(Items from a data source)

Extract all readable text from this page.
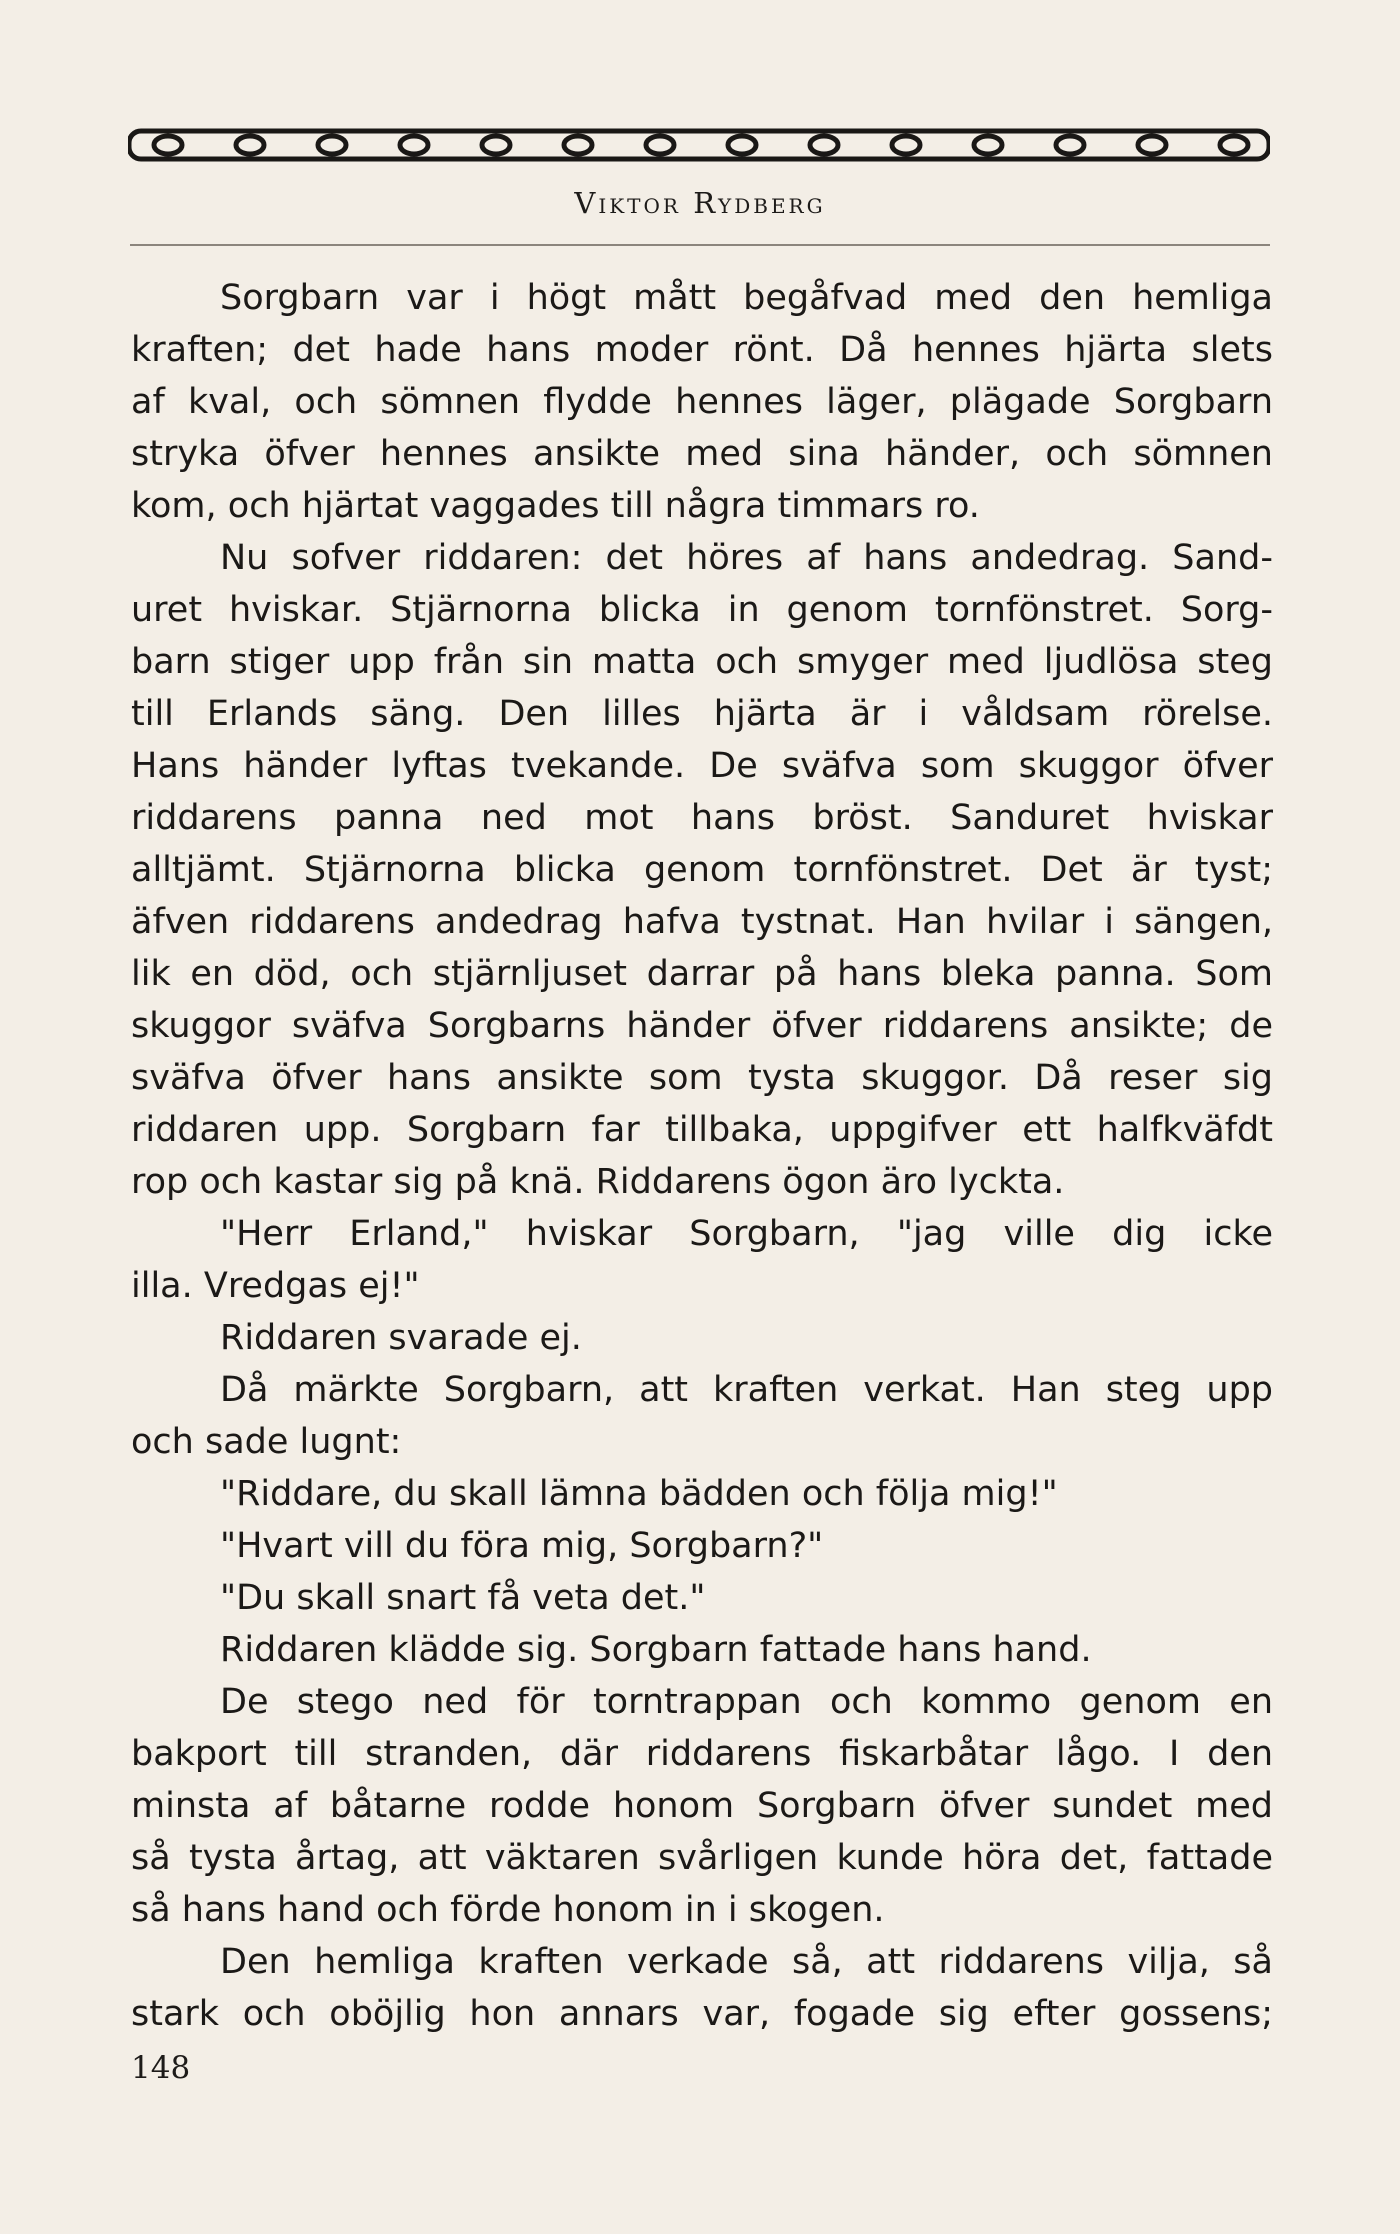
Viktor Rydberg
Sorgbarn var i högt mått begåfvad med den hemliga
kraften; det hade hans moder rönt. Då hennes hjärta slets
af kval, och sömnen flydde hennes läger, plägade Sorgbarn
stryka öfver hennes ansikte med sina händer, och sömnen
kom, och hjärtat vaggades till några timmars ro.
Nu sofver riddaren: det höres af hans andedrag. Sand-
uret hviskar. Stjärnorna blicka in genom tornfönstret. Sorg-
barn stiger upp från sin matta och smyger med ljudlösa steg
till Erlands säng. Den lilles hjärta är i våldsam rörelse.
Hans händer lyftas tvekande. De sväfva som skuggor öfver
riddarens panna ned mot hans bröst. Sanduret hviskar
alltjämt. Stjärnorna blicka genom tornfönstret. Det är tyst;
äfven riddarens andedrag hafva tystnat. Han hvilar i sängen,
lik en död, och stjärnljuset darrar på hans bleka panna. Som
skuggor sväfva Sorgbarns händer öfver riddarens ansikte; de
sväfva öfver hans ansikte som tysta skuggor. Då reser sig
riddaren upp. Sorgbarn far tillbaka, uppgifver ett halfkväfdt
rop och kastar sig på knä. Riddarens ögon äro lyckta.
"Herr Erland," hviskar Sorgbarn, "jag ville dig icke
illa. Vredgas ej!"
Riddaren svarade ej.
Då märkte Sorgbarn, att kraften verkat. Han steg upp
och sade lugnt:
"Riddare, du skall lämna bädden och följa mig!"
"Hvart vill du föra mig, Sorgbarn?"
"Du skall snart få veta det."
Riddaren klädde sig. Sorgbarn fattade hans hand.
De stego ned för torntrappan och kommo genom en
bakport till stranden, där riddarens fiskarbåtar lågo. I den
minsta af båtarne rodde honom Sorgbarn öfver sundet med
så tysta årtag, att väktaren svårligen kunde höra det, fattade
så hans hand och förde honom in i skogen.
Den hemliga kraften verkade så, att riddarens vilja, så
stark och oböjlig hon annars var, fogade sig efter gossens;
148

- _YOUR INSTRUCTIONS_:
Apart from the images, every line above needs to be printed again exactly.

- _WRITTEN RESPONSE_:
Extract all readable text from this page.
Viktor Rydberg
Sorgbarn var i högt mått begåfvad med den hemliga
kraften; det hade hans moder rönt. Då hennes hjärta slets
af kval, och sömnen flydde hennes läger, plägade Sorgbarn
stryka öfver hennes ansikte med sina händer, och sömnen
kom, och hjärtat vaggades till några timmars ro.
Nu sofver riddaren: det höres af hans andedrag. Sand-
uret hviskar. Stjärnorna blicka in genom tornfönstret. Sorg-
barn stiger upp från sin matta och smyger med ljudlösa steg
till Erlands säng. Den lilles hjärta är i våldsam rörelse.
Hans händer lyftas tvekande. De sväfva som skuggor öfver
riddarens panna ned mot hans bröst. Sanduret hviskar
alltjämt. Stjärnorna blicka genom tornfönstret. Det är tyst;
äfven riddarens andedrag hafva tystnat. Han hvilar i sängen,
lik en död, och stjärnljuset darrar på hans bleka panna. Som
skuggor sväfva Sorgbarns händer öfver riddarens ansikte; de
sväfva öfver hans ansikte som tysta skuggor. Då reser sig
riddaren upp. Sorgbarn far tillbaka, uppgifver ett halfkväfdt
rop och kastar sig på knä. Riddarens ögon äro lyckta.
"Herr Erland," hviskar Sorgbarn, "jag ville dig icke
illa. Vredgas ej!"
Riddaren svarade ej.
Då märkte Sorgbarn, att kraften verkat. Han steg upp
och sade lugnt:
"Riddare, du skall lämna bädden och följa mig!"
"Hvart vill du föra mig, Sorgbarn?"
"Du skall snart få veta det."
Riddaren klädde sig. Sorgbarn fattade hans hand.
De stego ned för torntrappan och kommo genom en
bakport till stranden, där riddarens fiskarbåtar lågo. I den
minsta af båtarne rodde honom Sorgbarn öfver sundet med
så tysta årtag, att väktaren svårligen kunde höra det, fattade
så hans hand och förde honom in i skogen.
Den hemliga kraften verkade så, att riddarens vilja, så
stark och oböjlig hon annars var, fogade sig efter gossens;
148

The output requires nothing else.